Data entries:
— Begin —
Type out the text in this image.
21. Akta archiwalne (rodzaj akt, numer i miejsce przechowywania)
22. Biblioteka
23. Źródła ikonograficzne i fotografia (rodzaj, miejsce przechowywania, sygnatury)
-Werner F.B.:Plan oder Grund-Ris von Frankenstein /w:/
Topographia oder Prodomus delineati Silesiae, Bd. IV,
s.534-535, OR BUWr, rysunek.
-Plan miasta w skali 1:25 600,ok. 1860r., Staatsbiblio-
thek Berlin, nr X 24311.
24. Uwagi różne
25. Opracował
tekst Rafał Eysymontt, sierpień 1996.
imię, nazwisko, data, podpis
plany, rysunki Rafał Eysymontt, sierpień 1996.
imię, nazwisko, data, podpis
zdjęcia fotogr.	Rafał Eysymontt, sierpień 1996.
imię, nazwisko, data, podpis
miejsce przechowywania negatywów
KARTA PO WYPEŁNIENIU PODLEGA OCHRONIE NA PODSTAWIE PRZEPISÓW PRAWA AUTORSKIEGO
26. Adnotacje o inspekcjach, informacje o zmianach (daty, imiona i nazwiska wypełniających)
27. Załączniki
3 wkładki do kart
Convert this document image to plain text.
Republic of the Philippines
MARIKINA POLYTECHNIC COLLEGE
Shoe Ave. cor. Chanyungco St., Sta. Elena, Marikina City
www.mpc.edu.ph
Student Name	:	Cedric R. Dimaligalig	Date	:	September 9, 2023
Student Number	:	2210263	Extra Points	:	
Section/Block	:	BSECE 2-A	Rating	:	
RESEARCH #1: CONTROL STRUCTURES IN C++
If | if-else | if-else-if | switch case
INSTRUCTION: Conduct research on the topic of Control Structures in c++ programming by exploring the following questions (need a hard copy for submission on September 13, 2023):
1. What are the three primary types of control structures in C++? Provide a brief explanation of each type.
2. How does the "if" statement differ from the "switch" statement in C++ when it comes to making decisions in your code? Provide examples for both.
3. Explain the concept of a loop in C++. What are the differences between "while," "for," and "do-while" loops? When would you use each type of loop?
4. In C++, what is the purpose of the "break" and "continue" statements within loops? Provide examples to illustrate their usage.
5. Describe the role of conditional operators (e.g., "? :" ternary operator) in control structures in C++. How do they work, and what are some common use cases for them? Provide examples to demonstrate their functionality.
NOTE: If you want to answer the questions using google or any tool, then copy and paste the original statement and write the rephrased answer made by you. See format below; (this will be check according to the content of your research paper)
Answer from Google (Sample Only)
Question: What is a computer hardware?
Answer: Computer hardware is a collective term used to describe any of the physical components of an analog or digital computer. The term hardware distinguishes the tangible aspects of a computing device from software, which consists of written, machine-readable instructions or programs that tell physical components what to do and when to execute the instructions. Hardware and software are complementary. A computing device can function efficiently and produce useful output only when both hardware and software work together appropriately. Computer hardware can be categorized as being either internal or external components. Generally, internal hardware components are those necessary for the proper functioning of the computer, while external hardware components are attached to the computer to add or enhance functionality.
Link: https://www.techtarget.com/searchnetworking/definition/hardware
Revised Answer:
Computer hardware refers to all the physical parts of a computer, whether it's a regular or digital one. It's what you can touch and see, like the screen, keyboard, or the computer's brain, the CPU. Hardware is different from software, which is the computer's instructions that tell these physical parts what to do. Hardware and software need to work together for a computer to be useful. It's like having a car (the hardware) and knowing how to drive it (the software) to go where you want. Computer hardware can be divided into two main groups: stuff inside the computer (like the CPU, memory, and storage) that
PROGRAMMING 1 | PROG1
— End —
WORK REQUIRED: Scan the data for the word "from" and copy every line where it shows up.

RESULT OF THE TASK:
2. How does the "if" statement differ from the "switch" statement in C++ when it comes to making decisions in your code? Provide examples for both.
Answer from Google (Sample Only)
Answer: Computer hardware is a collective term used to describe any of the physical components of an analog or digital computer. The term hardware distinguishes the tangible aspects of a computing device from software, which consists of written, machine-readable instructions or programs that tell physical components what to do and when to execute the instructions. Hardware and software are complementary. A computing device can function efficiently and produce useful output only when both hardware and software work together appropriately. Computer hardware can be categorized as being either internal or external components. Generally, internal hardware components are those necessary for the proper functioning of the computer, while external hardware components are attached to the computer to add or enhance functionality.
Computer hardware refers to all the physical parts of a computer, whether it's a regular or digital one. It's what you can touch and see, like the screen, keyboard, or the computer's brain, the CPU. Hardware is different from software, which is the computer's instructions that tell these physical parts what to do. Hardware and software need to work together for a computer to be useful. It's like having a car (the hardware) and knowing how to drive it (the software) to go where you want. Computer hardware can be divided into two main groups: stuff inside the computer (like the CPU, memory, and storage) that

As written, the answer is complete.